» What to produce
Identify every line in the records below that contains the word "action", and copy each of those lines.
* Start *
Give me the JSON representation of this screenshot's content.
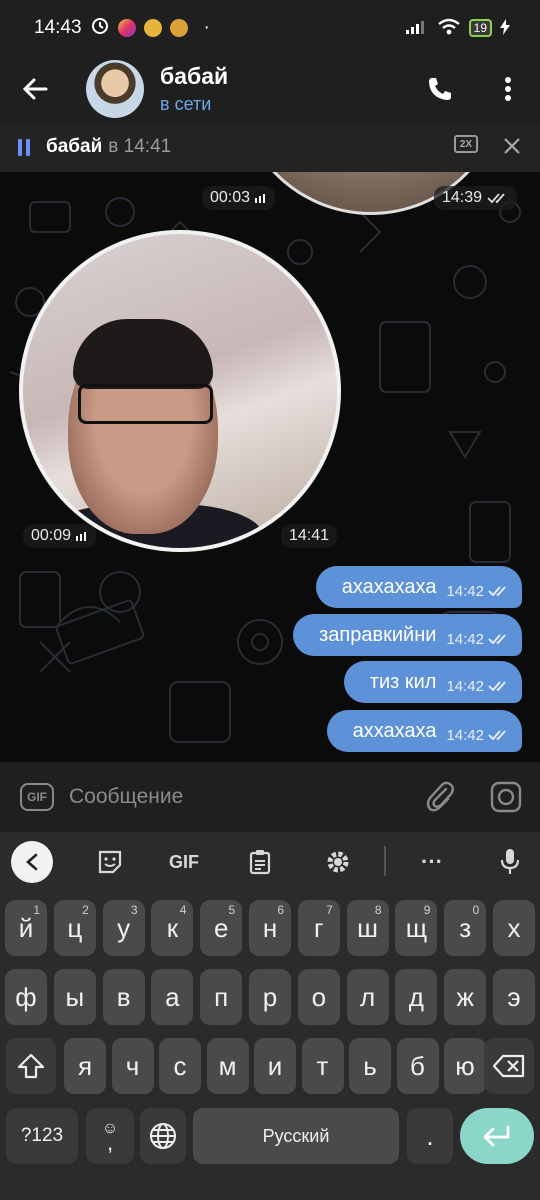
{
  "status_bar": {
    "time": "14:43",
    "dot": "·",
    "battery": "19"
  },
  "header": {
    "contact_name": "бабай",
    "status": "в сети"
  },
  "player": {
    "name": "бабай",
    "time": "в 14:41",
    "speed": "2X"
  },
  "messages": {
    "prev_video_duration": "00:03",
    "prev_video_time": "14:39",
    "video_duration": "00:09",
    "video_time": "14:41",
    "texts": [
      {
        "text": "ахахахаха",
        "time": "14:42"
      },
      {
        "text": "заправкийни",
        "time": "14:42"
      },
      {
        "text": "тиз кил",
        "time": "14:42"
      },
      {
        "text": "аххахаха",
        "time": "14:42"
      }
    ]
  },
  "input": {
    "placeholder": "Сообщение",
    "gif_label": "GIF"
  },
  "keyboard": {
    "toolbar_gif": "GIF",
    "toolbar_more": "···",
    "row1": [
      {
        "k": "й",
        "s": "1"
      },
      {
        "k": "ц",
        "s": "2"
      },
      {
        "k": "у",
        "s": "3"
      },
      {
        "k": "к",
        "s": "4"
      },
      {
        "k": "е",
        "s": "5"
      },
      {
        "k": "н",
        "s": "6"
      },
      {
        "k": "г",
        "s": "7"
      },
      {
        "k": "ш",
        "s": "8"
      },
      {
        "k": "щ",
        "s": "9"
      },
      {
        "k": "з",
        "s": "0"
      },
      {
        "k": "х",
        "s": ""
      }
    ],
    "row2": [
      "ф",
      "ы",
      "в",
      "а",
      "п",
      "р",
      "о",
      "л",
      "д",
      "ж",
      "э"
    ],
    "row3": [
      "я",
      "ч",
      "с",
      "м",
      "и",
      "т",
      "ь",
      "б",
      "ю"
    ],
    "symbols_key": "?123",
    "emoji_key": "☺",
    "comma": ",",
    "space_label": "Русский",
    "period": "."
  },
  "colors": {
    "outgoing_bubble": "#5d92d8",
    "online": "#6aa8e8",
    "accent_pause": "#6b8ff7",
    "enter_key": "#8ad6c9"
  }
}
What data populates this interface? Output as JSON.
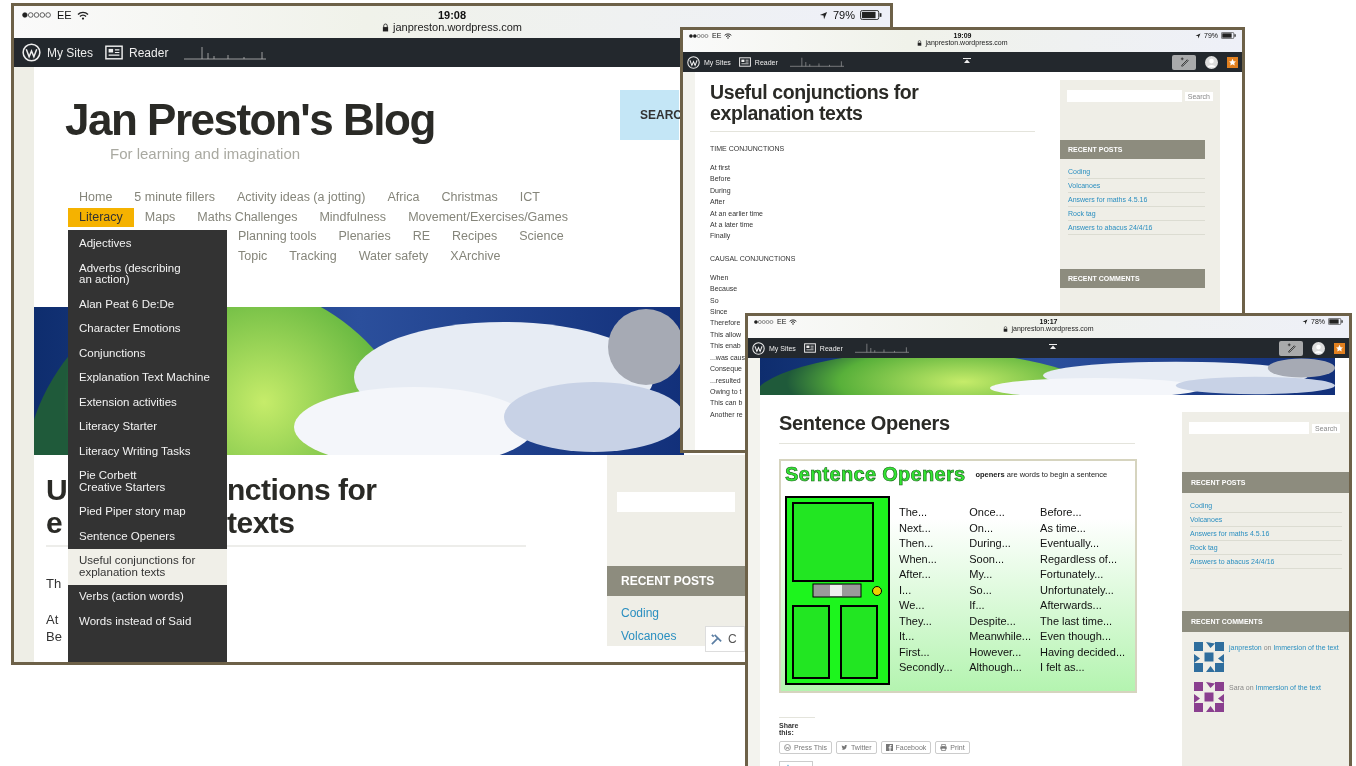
{
  "home_screen": {
    "status_bar": {
      "carrier": "EE",
      "time": "19:08",
      "url": "janpreston.wordpress.com",
      "battery": "79%"
    },
    "admin_bar": {
      "my_sites": "My Sites",
      "reader": "Reader"
    },
    "site_title": "Jan Preston's Blog",
    "tagline": "For learning and imagination",
    "search_label": "SEARC",
    "nav_rows": [
      [
        {
          "label": "Home",
          "selected": false
        },
        {
          "label": "5 minute fillers",
          "selected": false
        },
        {
          "label": "Activity ideas (a jotting)",
          "selected": false
        },
        {
          "label": "Africa",
          "selected": false
        },
        {
          "label": "Christmas",
          "selected": false
        },
        {
          "label": "ICT",
          "selected": false
        }
      ],
      [
        {
          "label": "Literacy",
          "selected": true
        },
        {
          "label": "Maps",
          "selected": false
        },
        {
          "label": "Maths Challenges",
          "selected": false
        },
        {
          "label": "Mindfulness",
          "selected": false
        },
        {
          "label": "Movement/Exercises/Games",
          "selected": false
        }
      ],
      [
        {
          "label": "Planning tools",
          "selected": false
        },
        {
          "label": "Plenaries",
          "selected": false
        },
        {
          "label": "RE",
          "selected": false
        },
        {
          "label": "Recipes",
          "selected": false
        },
        {
          "label": "Science",
          "selected": false
        }
      ],
      [
        {
          "label": "Topic",
          "selected": false
        },
        {
          "label": "Tracking",
          "selected": false
        },
        {
          "label": "Water safety",
          "selected": false
        },
        {
          "label": "XArchive",
          "selected": false
        }
      ]
    ],
    "dropdown": [
      {
        "label": "Adjectives",
        "selected": false
      },
      {
        "label": "Adverbs (describing\nan action)",
        "selected": false
      },
      {
        "label": "Alan Peat 6 De:De",
        "selected": false
      },
      {
        "label": "Character Emotions",
        "selected": false
      },
      {
        "label": "Conjunctions",
        "selected": false
      },
      {
        "label": "Explanation Text Machine",
        "selected": false
      },
      {
        "label": "Extension activities",
        "selected": false
      },
      {
        "label": "Literacy Starter",
        "selected": false
      },
      {
        "label": "Literacy Writing Tasks",
        "selected": false
      },
      {
        "label": "Pie Corbett\nCreative Starters",
        "selected": false
      },
      {
        "label": "Pied Piper story map",
        "selected": false
      },
      {
        "label": "Sentence Openers",
        "selected": false
      },
      {
        "label": "Useful conjunctions for\nexplanation texts",
        "selected": true
      },
      {
        "label": "Verbs (action words)",
        "selected": false
      },
      {
        "label": "Words instead of Said",
        "selected": false
      }
    ],
    "post_title_fragments": [
      [
        "U",
        "nctions for"
      ],
      [
        "e",
        "texts"
      ]
    ],
    "post_text_fragments": [
      "Th",
      "At",
      "Be"
    ],
    "recent_posts_heading": "RECENT POSTS",
    "recent_posts": [
      "Coding",
      "Volcanoes"
    ],
    "customize_button": "C"
  },
  "conjunctions_screen": {
    "status_bar": {
      "carrier": "EE",
      "time": "19:09",
      "url": "janpreston.wordpress.com",
      "battery": "79%"
    },
    "admin_bar": {
      "my_sites": "My Sites",
      "reader": "Reader"
    },
    "post_title": "Useful conjunctions for explanation texts",
    "sections": [
      {
        "heading": "TIME CONJUNCTIONS",
        "items": [
          "At first",
          "Before",
          "During",
          "After",
          "At an earlier time",
          "At a later time",
          "Finally"
        ]
      },
      {
        "heading": "CAUSAL CONJUNCTIONS",
        "items": [
          "When",
          "Because",
          "So",
          "Since",
          "Therefore",
          "This allow",
          "This enab",
          "...was caus",
          "Conseque",
          "...resulted",
          "Owing to t",
          "This can b",
          "Another re"
        ]
      }
    ],
    "search_button": "Search",
    "recent_posts_heading": "RECENT POSTS",
    "recent_posts": [
      "Coding",
      "Volcanoes",
      "Answers for maths 4.5.16",
      "Rock tag",
      "Answers to abacus 24/4/16"
    ],
    "recent_comments_heading": "RECENT COMMENTS"
  },
  "openers_screen": {
    "status_bar": {
      "carrier": "EE",
      "time": "19:17",
      "url": "janpreston.wordpress.com",
      "battery": "78%"
    },
    "admin_bar": {
      "my_sites": "My Sites",
      "reader": "Reader"
    },
    "post_title": "Sentence Openers",
    "poster": {
      "heading": "Sentence Openers",
      "subtitle": "**openers** are words to begin a sentence",
      "columns": [
        [
          "The...",
          "Next...",
          "Then...",
          "When...",
          "After...",
          "I...",
          "We...",
          "They...",
          "It...",
          "First...",
          "Secondly..."
        ],
        [
          "Once...",
          "On...",
          "During...",
          "Soon...",
          "My...",
          "So...",
          "If...",
          "Despite...",
          "Meanwhile...",
          "However...",
          "Although..."
        ],
        [
          "Before...",
          "As time...",
          "Eventually...",
          "Regardless of...",
          "Fortunately...",
          "Unfortunately...",
          "Afterwards...",
          "The last time...",
          "Even though...",
          "Having decided...",
          "I felt as..."
        ]
      ]
    },
    "share_heading": "Share this:",
    "share_buttons": [
      {
        "kind": "press",
        "label": "Press This"
      },
      {
        "kind": "twitter",
        "label": "Twitter"
      },
      {
        "kind": "facebook",
        "label": "Facebook"
      },
      {
        "kind": "print",
        "label": "Print"
      }
    ],
    "search_button": "Search",
    "recent_posts_heading": "RECENT POSTS",
    "recent_posts": [
      "Coding",
      "Volcanoes",
      "Answers for maths 4.5.16",
      "Rock tag",
      "Answers to abacus 24/4/16"
    ],
    "recent_comments_heading": "RECENT COMMENTS",
    "comments": [
      {
        "author": "janpreston",
        "author_linked": true,
        "connector": "on",
        "post": "Immersion of the text",
        "color": "#2f6e9e"
      },
      {
        "author": "Sara",
        "author_linked": false,
        "connector": "on",
        "post": "Immersion of the text",
        "color": "#8a3f8f"
      }
    ]
  }
}
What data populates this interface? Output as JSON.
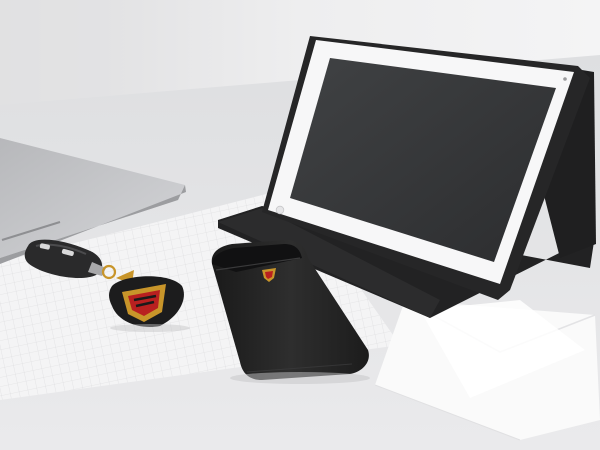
* End *
» Solution below
        "label": "Adverbs (describing\nan action)",
        "label": "Verbs (action words)",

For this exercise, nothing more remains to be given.